## Request
Wherever the string "title" appears in the listing, copy that line.

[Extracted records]
[BEGIN]

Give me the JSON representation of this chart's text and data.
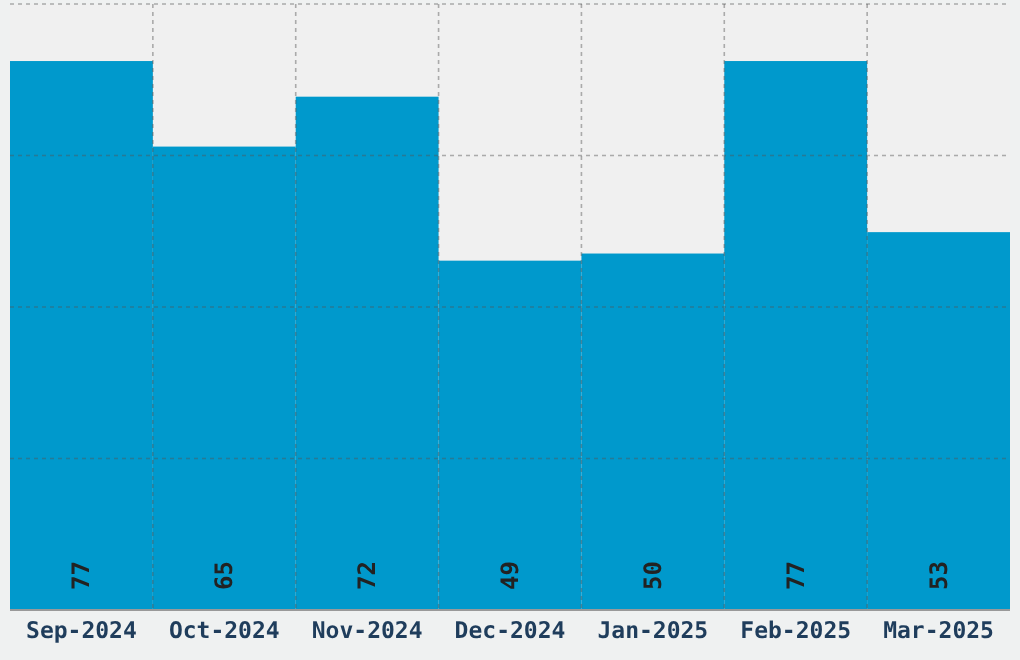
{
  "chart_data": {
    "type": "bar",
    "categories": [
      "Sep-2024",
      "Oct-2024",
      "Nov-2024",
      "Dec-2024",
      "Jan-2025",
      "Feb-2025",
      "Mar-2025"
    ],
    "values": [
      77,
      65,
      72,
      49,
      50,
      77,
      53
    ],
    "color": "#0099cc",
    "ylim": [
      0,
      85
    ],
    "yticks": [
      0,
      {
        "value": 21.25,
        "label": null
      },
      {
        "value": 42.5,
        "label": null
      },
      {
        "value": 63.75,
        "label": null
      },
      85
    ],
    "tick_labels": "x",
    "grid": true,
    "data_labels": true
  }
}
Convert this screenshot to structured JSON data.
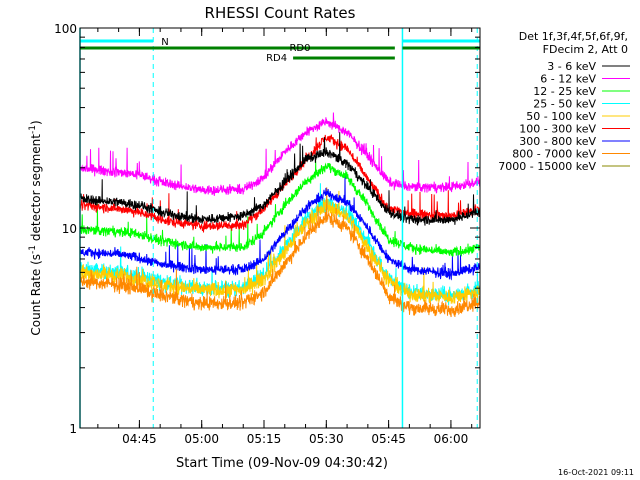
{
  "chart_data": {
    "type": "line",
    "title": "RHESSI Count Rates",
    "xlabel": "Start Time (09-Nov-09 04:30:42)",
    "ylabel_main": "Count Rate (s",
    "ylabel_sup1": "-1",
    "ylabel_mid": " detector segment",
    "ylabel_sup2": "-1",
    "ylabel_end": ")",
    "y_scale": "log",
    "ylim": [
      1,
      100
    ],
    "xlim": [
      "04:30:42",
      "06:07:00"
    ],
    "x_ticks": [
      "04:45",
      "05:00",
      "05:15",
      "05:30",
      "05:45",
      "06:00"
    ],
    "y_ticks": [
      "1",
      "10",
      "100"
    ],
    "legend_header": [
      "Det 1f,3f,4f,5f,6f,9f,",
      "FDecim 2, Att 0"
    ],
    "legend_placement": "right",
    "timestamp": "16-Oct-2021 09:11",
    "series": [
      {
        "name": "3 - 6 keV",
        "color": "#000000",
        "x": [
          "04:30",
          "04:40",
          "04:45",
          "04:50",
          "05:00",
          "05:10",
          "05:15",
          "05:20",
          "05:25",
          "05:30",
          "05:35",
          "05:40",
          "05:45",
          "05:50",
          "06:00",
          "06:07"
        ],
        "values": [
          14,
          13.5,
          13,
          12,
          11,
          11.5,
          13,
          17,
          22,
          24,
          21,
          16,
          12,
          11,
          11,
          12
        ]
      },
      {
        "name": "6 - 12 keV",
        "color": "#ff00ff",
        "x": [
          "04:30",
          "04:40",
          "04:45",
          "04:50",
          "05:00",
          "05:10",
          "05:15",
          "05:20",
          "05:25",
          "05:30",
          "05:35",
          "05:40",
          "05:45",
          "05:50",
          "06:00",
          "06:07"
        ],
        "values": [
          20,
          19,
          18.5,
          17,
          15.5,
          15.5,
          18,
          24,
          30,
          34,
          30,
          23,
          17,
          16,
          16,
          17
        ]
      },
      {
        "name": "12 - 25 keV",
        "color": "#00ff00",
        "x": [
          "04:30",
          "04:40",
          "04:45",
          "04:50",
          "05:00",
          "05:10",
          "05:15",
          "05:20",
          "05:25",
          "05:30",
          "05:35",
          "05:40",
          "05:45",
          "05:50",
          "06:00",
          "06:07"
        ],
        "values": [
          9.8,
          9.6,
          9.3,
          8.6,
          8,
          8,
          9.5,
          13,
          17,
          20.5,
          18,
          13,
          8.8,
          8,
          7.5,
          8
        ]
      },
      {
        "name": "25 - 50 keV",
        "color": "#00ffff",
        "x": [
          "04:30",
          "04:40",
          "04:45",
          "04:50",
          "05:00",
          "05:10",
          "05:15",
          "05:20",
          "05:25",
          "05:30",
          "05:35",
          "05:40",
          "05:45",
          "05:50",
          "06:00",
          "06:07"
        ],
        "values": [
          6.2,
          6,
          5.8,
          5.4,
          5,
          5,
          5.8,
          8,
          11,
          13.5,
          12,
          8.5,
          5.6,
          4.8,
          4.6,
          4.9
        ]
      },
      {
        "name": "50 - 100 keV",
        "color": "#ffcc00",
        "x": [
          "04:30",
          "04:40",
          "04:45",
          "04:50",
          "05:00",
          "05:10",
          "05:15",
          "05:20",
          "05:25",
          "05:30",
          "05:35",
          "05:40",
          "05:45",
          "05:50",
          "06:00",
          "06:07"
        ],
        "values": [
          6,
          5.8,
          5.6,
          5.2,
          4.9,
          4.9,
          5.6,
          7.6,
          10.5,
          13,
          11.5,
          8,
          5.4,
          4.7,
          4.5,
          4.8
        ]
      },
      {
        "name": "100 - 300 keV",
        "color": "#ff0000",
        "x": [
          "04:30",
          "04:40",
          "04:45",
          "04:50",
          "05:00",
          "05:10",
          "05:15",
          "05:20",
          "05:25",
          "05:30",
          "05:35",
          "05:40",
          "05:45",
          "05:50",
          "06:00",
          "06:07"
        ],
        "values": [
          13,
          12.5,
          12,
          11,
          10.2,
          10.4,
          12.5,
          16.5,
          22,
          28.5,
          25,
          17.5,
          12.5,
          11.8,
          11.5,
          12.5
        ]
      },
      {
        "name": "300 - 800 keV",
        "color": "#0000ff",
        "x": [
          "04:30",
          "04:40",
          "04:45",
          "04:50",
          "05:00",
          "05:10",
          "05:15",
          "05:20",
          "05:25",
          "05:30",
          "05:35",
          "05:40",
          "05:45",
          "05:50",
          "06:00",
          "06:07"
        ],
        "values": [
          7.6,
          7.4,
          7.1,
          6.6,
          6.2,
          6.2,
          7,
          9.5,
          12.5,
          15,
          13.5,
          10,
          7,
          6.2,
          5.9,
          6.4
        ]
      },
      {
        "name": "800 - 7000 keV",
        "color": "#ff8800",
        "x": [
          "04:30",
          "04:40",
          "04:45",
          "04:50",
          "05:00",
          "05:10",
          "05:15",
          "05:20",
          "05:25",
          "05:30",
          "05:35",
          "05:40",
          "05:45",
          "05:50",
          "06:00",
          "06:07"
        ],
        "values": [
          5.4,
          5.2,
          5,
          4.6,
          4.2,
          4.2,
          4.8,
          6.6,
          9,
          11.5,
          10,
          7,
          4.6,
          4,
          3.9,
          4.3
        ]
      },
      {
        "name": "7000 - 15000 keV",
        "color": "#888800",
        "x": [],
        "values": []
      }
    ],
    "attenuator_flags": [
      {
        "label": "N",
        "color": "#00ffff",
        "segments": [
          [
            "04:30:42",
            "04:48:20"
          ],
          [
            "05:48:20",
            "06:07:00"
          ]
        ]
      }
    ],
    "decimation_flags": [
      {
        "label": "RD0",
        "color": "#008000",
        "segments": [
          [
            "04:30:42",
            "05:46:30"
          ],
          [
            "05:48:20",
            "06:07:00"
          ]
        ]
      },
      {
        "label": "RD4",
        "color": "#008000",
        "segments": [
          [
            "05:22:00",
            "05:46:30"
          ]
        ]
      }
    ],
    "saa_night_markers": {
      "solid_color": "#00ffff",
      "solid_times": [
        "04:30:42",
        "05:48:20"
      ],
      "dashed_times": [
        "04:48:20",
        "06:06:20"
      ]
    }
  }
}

[END]
[BEGIN]

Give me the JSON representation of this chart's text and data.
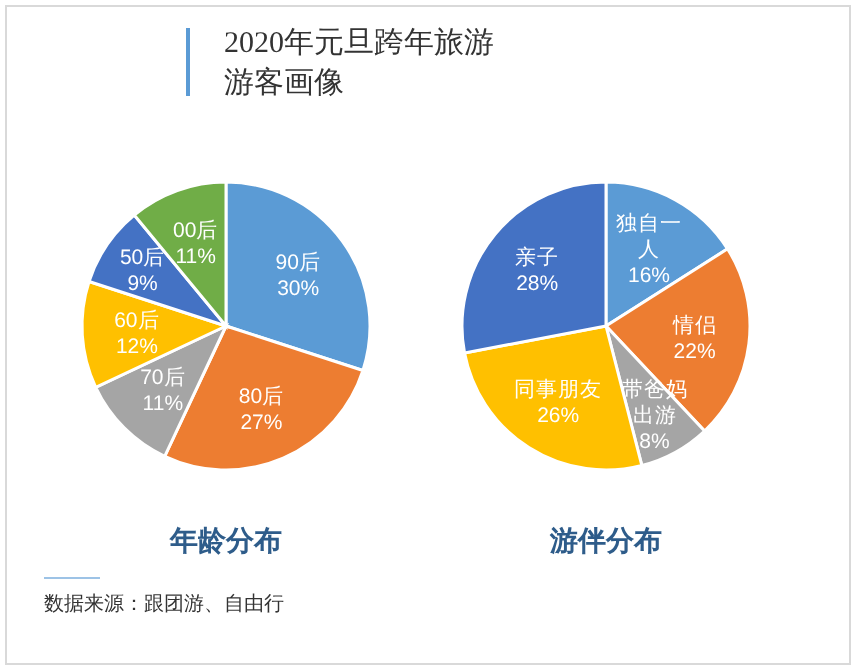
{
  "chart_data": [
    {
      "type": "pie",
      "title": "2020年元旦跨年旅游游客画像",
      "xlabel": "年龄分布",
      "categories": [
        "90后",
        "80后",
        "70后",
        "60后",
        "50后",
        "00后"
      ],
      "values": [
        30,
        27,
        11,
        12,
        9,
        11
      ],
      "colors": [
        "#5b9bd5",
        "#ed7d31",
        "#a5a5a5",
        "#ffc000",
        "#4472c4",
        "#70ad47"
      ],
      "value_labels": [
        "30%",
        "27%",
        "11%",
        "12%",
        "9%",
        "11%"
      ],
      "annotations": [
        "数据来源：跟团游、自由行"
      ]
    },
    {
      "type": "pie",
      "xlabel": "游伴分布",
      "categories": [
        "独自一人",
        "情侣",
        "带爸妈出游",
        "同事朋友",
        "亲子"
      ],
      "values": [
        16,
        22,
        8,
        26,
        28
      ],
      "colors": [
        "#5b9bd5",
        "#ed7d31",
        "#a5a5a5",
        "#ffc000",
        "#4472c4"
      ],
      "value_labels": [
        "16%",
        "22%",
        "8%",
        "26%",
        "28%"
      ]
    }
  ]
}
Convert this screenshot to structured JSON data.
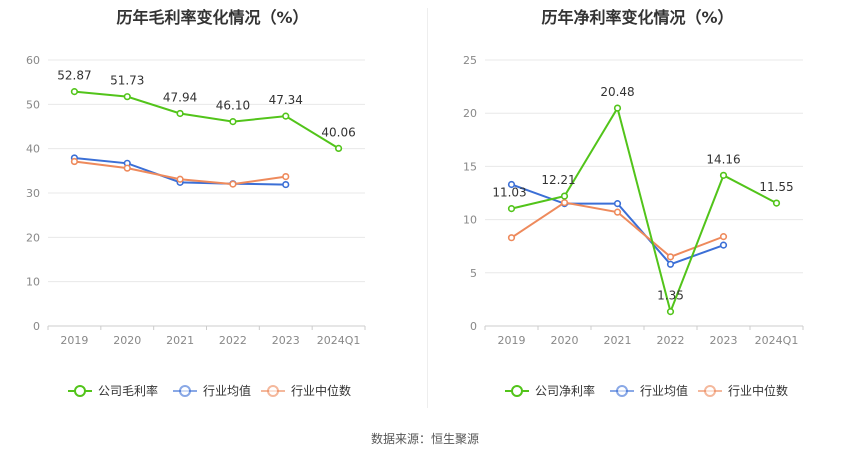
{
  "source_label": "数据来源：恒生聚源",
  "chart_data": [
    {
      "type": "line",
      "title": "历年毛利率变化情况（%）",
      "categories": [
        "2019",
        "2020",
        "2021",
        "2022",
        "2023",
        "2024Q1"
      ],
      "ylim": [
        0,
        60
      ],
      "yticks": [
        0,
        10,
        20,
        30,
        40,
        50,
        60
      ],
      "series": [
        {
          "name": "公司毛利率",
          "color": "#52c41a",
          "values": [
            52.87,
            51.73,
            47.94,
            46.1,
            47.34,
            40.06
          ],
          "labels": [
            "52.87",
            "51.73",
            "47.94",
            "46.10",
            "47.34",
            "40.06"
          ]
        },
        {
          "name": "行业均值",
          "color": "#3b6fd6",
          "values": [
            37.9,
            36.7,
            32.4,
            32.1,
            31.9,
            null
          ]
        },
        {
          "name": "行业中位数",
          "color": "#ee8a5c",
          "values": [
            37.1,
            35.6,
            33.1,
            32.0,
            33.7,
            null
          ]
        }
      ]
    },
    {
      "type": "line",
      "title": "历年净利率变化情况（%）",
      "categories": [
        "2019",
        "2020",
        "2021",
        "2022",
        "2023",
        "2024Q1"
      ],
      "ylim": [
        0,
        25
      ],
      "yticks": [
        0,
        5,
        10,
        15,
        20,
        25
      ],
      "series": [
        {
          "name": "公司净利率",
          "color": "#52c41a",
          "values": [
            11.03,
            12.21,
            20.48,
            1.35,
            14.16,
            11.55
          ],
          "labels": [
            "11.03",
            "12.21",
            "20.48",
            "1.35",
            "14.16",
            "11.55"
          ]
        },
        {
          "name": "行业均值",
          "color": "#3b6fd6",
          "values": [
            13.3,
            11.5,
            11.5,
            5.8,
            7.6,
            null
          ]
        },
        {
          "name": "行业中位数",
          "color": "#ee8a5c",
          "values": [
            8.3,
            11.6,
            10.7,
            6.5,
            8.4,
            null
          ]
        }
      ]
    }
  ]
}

[END]
[BEGIN]

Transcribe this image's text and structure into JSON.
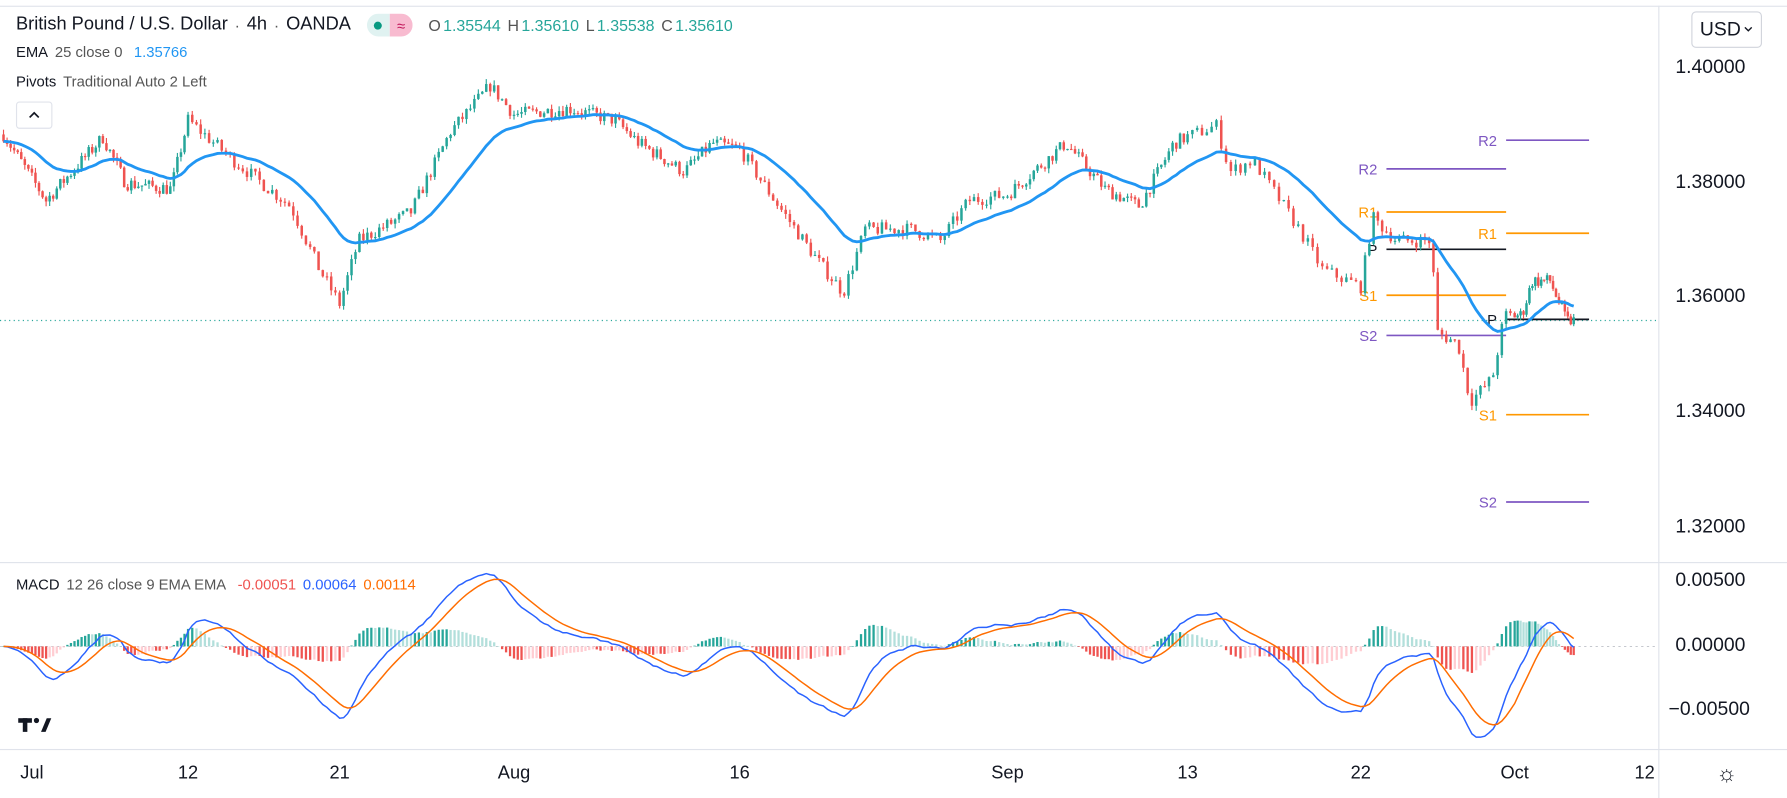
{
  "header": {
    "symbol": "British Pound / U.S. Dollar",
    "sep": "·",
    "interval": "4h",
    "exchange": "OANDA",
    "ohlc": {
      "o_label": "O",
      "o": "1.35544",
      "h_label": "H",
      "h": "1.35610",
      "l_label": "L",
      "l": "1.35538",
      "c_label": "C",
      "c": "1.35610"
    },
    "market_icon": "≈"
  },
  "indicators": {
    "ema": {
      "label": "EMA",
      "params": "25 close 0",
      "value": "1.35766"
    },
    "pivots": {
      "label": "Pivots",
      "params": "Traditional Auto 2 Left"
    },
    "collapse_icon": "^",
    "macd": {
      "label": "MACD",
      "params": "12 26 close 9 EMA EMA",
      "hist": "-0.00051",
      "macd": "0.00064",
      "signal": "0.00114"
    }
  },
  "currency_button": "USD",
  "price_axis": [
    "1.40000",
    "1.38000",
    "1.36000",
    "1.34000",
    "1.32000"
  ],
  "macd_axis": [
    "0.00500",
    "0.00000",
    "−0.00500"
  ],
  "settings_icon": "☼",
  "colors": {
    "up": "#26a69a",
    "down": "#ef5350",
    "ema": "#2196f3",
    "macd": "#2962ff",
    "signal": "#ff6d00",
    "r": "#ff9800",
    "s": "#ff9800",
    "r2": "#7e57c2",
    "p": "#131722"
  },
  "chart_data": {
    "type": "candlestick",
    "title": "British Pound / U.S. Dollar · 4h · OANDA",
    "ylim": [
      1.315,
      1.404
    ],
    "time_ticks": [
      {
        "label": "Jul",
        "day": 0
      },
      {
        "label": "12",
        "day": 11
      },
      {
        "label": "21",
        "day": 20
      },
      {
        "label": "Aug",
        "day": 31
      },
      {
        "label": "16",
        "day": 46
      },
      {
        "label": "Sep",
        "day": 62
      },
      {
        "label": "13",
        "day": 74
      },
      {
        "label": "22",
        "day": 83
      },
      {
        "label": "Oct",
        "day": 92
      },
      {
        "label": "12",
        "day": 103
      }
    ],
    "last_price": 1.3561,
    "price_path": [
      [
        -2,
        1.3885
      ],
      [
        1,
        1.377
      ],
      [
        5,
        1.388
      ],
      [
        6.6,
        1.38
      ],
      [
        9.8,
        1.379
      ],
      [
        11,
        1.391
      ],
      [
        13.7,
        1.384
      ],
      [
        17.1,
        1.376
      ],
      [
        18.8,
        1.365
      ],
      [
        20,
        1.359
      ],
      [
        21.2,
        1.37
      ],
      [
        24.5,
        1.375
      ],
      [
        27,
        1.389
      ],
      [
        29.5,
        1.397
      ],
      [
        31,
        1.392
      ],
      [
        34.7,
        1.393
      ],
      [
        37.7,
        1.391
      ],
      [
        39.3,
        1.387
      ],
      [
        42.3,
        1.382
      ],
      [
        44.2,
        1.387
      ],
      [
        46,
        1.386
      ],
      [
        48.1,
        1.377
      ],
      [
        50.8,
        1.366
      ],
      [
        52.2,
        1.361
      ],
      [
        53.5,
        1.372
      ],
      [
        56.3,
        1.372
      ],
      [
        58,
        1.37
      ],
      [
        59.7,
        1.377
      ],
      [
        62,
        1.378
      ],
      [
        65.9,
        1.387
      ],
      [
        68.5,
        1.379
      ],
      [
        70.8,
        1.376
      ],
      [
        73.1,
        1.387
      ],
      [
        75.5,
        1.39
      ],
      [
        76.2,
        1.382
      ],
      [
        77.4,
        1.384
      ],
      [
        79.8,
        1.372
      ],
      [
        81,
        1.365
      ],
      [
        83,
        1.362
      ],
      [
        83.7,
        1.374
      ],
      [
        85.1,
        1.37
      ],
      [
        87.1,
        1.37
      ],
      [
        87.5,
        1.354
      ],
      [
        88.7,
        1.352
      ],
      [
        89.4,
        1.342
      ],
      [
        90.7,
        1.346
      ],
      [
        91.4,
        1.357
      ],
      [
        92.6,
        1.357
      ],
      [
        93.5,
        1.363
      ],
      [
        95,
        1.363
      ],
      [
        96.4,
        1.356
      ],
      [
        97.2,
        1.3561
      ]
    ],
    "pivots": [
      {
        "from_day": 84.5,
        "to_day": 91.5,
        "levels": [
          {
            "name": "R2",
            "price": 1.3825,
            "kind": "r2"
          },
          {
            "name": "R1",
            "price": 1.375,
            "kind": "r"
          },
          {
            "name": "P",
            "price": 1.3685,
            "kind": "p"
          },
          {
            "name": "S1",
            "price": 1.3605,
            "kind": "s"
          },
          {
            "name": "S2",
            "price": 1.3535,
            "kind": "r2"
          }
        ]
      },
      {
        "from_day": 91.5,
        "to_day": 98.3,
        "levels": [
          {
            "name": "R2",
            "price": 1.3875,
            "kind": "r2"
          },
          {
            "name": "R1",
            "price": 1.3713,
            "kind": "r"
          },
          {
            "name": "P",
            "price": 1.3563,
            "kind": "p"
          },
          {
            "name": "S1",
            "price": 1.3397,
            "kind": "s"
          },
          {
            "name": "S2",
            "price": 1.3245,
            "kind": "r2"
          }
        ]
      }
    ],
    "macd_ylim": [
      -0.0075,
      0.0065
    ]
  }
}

[END]

## Finished exercise
    "title": "RHESSI Count Rates",
      "title": "2020年元旦跨年旅游游客画像",
      "title": "历年毛利率变化情况（%）",
      "title": "历年净利率变化情况（%）",
    "title": "British Pound / U.S. Dollar · 4h · OANDA",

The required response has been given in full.